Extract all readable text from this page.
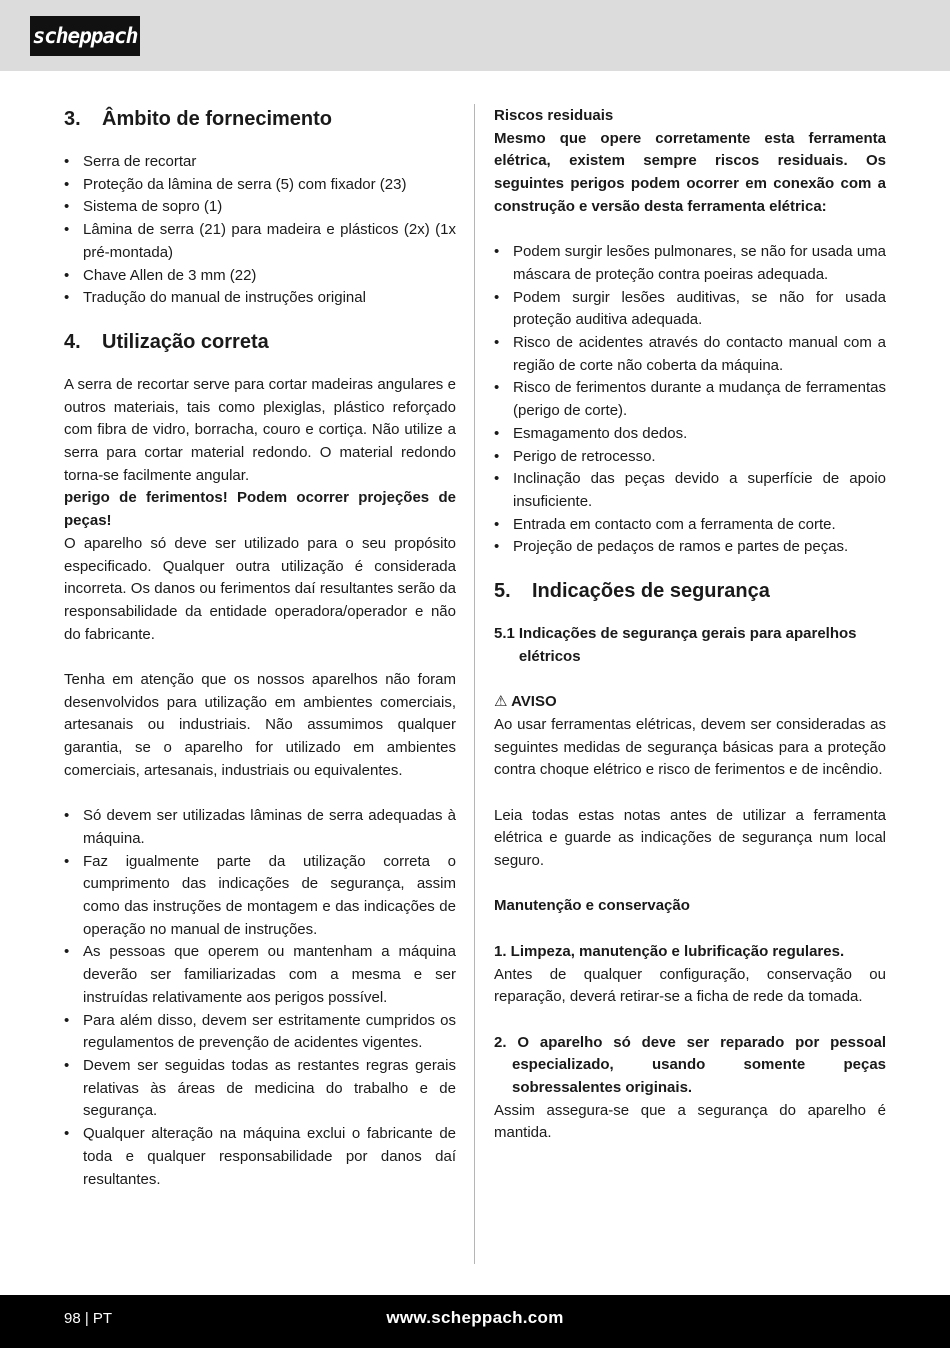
scheppach
3.	Âmbito de fornecimento
• Serra de recortar
• Proteção da lâmina de serra (5) com fixador (23)
• Sistema de sopro (1)
• Lâmina de serra (21) para madeira e plásticos (2x) (1x pré-montada)
• Chave Allen de 3 mm (22)
• Tradução do manual de instruções original
4.	Utilização correta

A serra de recortar serve para cortar madeiras angulares e outros materiais, tais como plexiglas, plástico reforçado com fibra de vidro, borracha, couro e cortiça. Não utilize a serra para cortar material redondo. O material redondo torna-se facilmente angular.

perigo de ferimentos! Podem ocorrer projeções de peças!

O aparelho só deve ser utilizado para o seu propósito especificado. Qualquer outra utilização é considerada incorreta. Os danos ou ferimentos daí resultantes serão da responsabilidade da entidade operadora/operador e não do fabricante.

Tenha em atenção que os nossos aparelhos não foram desenvolvidos para utilização em ambientes comerciais, artesanais ou industriais. Não assumimos qualquer garantia, se o aparelho for utilizado em ambientes comerciais, artesanais, industriais ou equivalentes.

• Só devem ser utilizadas lâminas de serra adequadas à máquina.
• Faz igualmente parte da utilização correta o cumprimento das indicações de segurança, assim como das instruções de montagem e das indicações de operação no manual de instruções.
• As pessoas que operem ou mantenham a máquina deverão ser familiarizadas com a mesma e ser instruídas relativamente aos perigos possível.
• Para além disso, devem ser estritamente cumpridos os regulamentos de prevenção de acidentes vigentes.
• Devem ser seguidas todas as restantes regras gerais relativas às áreas de medicina do trabalho e de segurança.
• Qualquer alteração na máquina exclui o fabricante de toda e qualquer responsabilidade por danos daí resultantes.

Riscos residuais

Mesmo que opere corretamente esta ferramenta elétrica, existem sempre riscos residuais. Os seguintes perigos podem ocorrer em conexão com a construção e versão desta ferramenta elétrica:

• Podem surgir lesões pulmonares, se não for usada uma máscara de proteção contra poeiras adequada.
• Podem surgir lesões auditivas, se não for usada proteção auditiva adequada.
• Risco de acidentes através do contacto manual com a região de corte não coberta da máquina.
• Risco de ferimentos durante a mudança de ferramentas (perigo de corte).
• Esmagamento dos dedos.
• Perigo de retrocesso.
• Inclinação das peças devido a superfície de apoio insuficiente.
• Entrada em contacto com a ferramenta de corte.
• Projeção de pedaços de ramos e partes de peças.
5.	Indicações de segurança
5.1 Indicações de segurança gerais para aparelhos elétricos

⚠ AVISO

Ao usar ferramentas elétricas, devem ser consideradas as seguintes medidas de segurança básicas para a proteção contra choque elétrico e risco de ferimentos e de incêndio.

Leia todas estas notas antes de utilizar a ferramenta elétrica e guarde as indicações de segurança num local seguro.

Manutenção e conservação

1. Limpeza, manutenção e lubrificação regulares.

Antes de qualquer configuração, conservação ou reparação, deverá retirar-se a ficha de rede da tomada.

2. O aparelho só deve ser reparado por pessoal especializado, usando somente peças sobressalentes originais.

Assim assegura-se que a segurança do aparelho é mantida.

98 | PT	www.scheppach.com
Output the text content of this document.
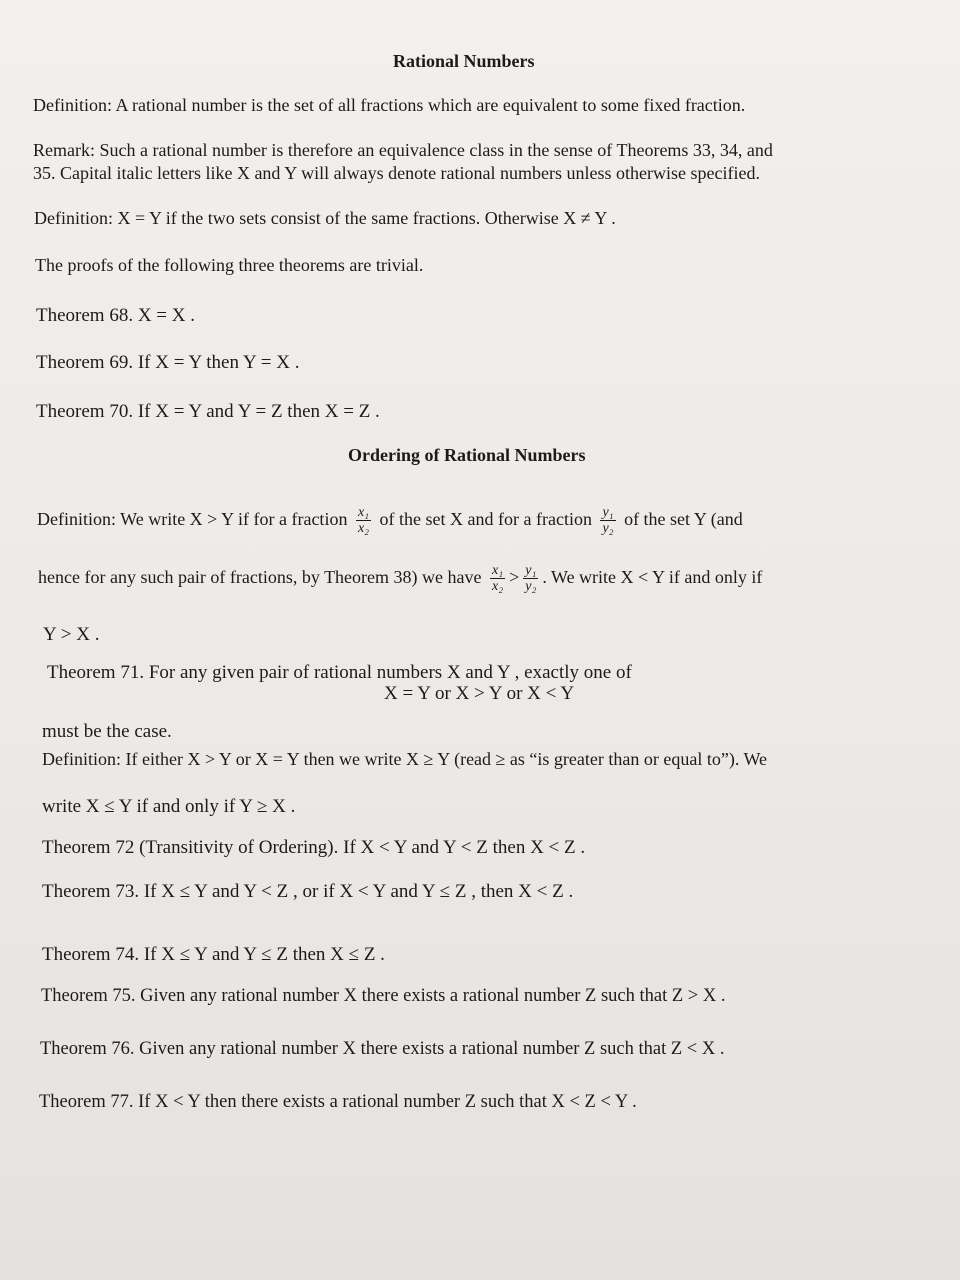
Rational Numbers
Definition: A rational number is the set of all fractions which are equivalent to some fixed fraction.
Remark: Such a rational number is therefore an equivalence class in the sense of Theorems 33, 34, and
35. Capital italic letters like X and Y will always denote rational numbers unless otherwise specified.
Definition: X = Y if the two sets consist of the same fractions. Otherwise X ≠ Y .
The proofs of the following three theorems are trivial.
Theorem 68. X = X .
Theorem 69. If X = Y then Y = X .
Theorem 70. If X = Y and Y = Z then X = Z .
Ordering of Rational Numbers
Definition: We write X > Y if for a fraction $\frac{\text{x₁}}{\text{x₂}}$ of the set X and for a fraction $\frac{\text{y₁}}{\text{y₂}}$ of the set Y (and
hence for any such pair of fractions, by Theorem 38) we have $\frac{\text{x₁}}{\text{x₂}} > \frac{\text{y₁}}{\text{y₂}}$ . We write X < Y if and only if
Y > X .
Theorem 71. For any given pair of rational numbers X and Y , exactly one of
X = Y or X > Y or X < Y
must be the case.
Definition: If either X > Y or X = Y then we write X ≥ Y (read ≥ as “is greater than or equal to”). We
write X ≤ Y if and only if Y ≥ X .
Theorem 72 (Transitivity of Ordering). If X < Y and Y < Z then X < Z .
Theorem 73. If X ≤ Y and Y < Z , or if X < Y and Y ≤ Z , then X < Z .
Theorem 74. If X ≤ Y and Y ≤ Z then X ≤ Z .
Theorem 75. Given any rational number X there exists a rational number Z such that Z > X .
Theorem 76. Given any rational number X there exists a rational number Z such that Z < X .
Theorem 77. If X < Y then there exists a rational number Z such that X < Z < Y .
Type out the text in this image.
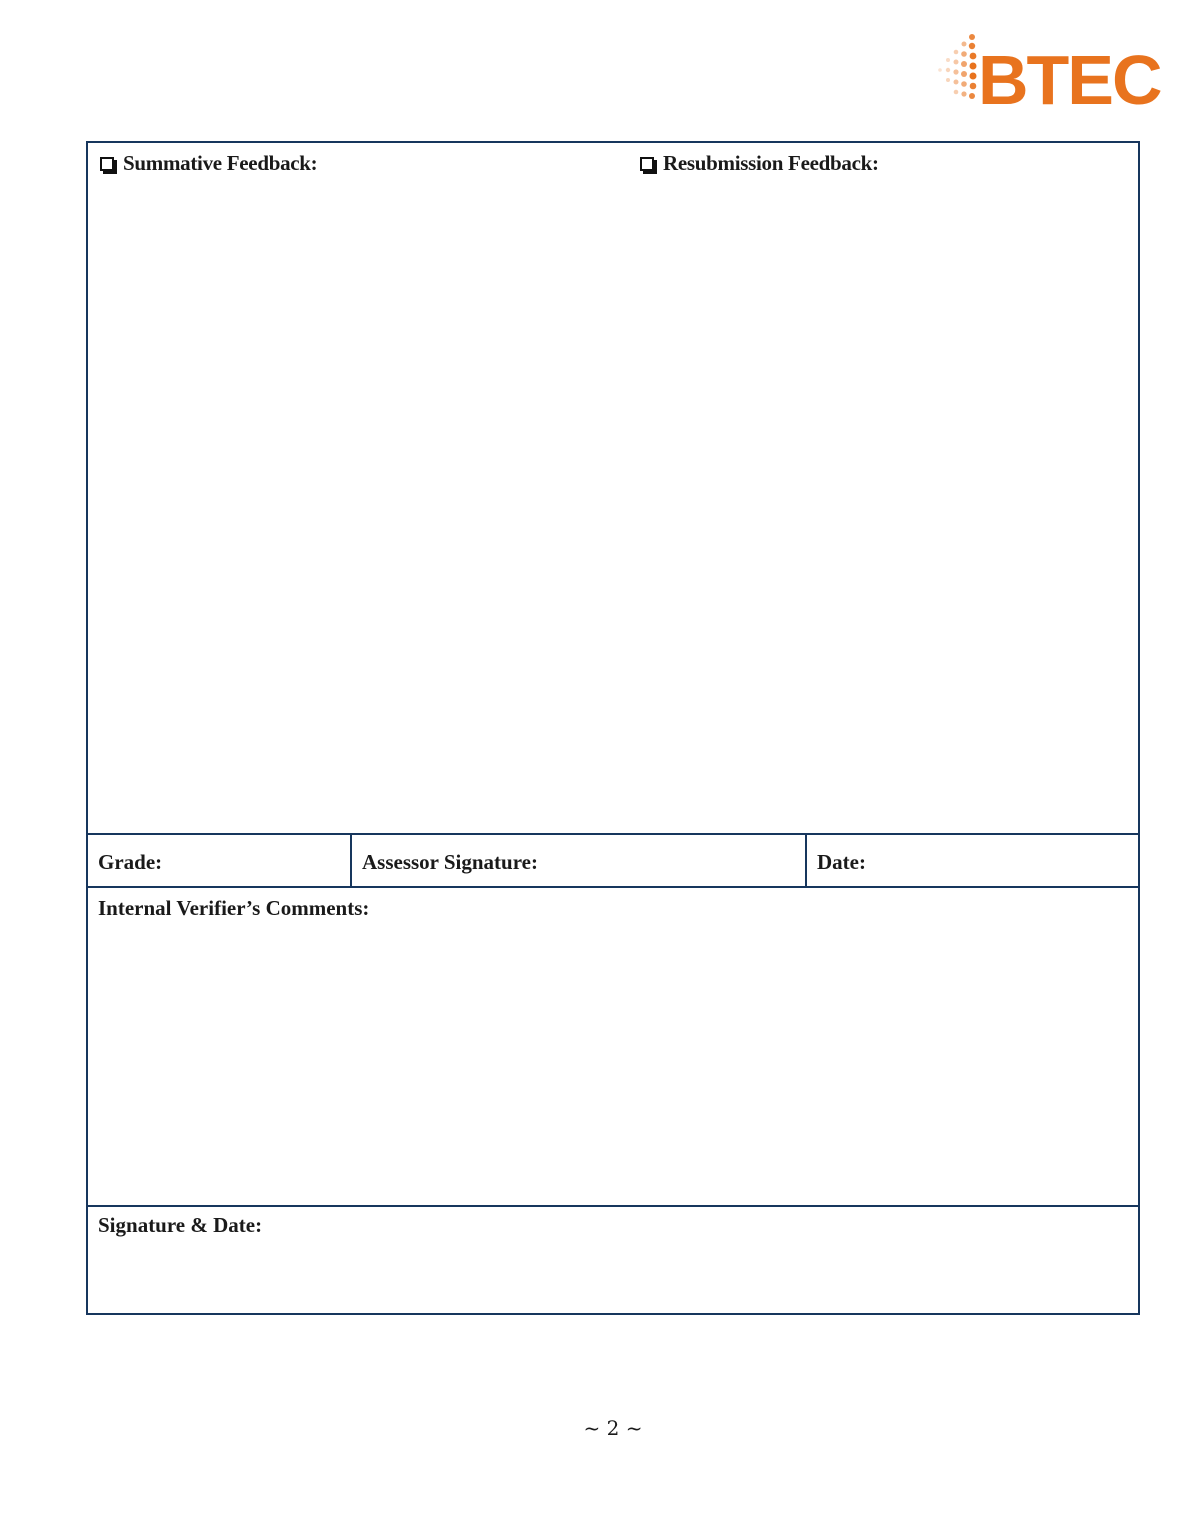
BTEC
Summative Feedback:	Resubmission Feedback:
Grade:	Assessor Signature:	Date:
Internal Verifier’s Comments:
Signature & Date:
~ 2 ~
# # # # #
Written task
Pick out the lines containing the word "pair" and show them.

Exercise solution
hence for any such pair of fractions, by Theorem 38) we have $\frac{\text{x₁}}{\text{x₂}} > \frac{\text{y₁}}{\text{y₂}}$ . We write X < Y if and only if
Theorem 71. For any given pair of rational numbers X and Y , exactly one of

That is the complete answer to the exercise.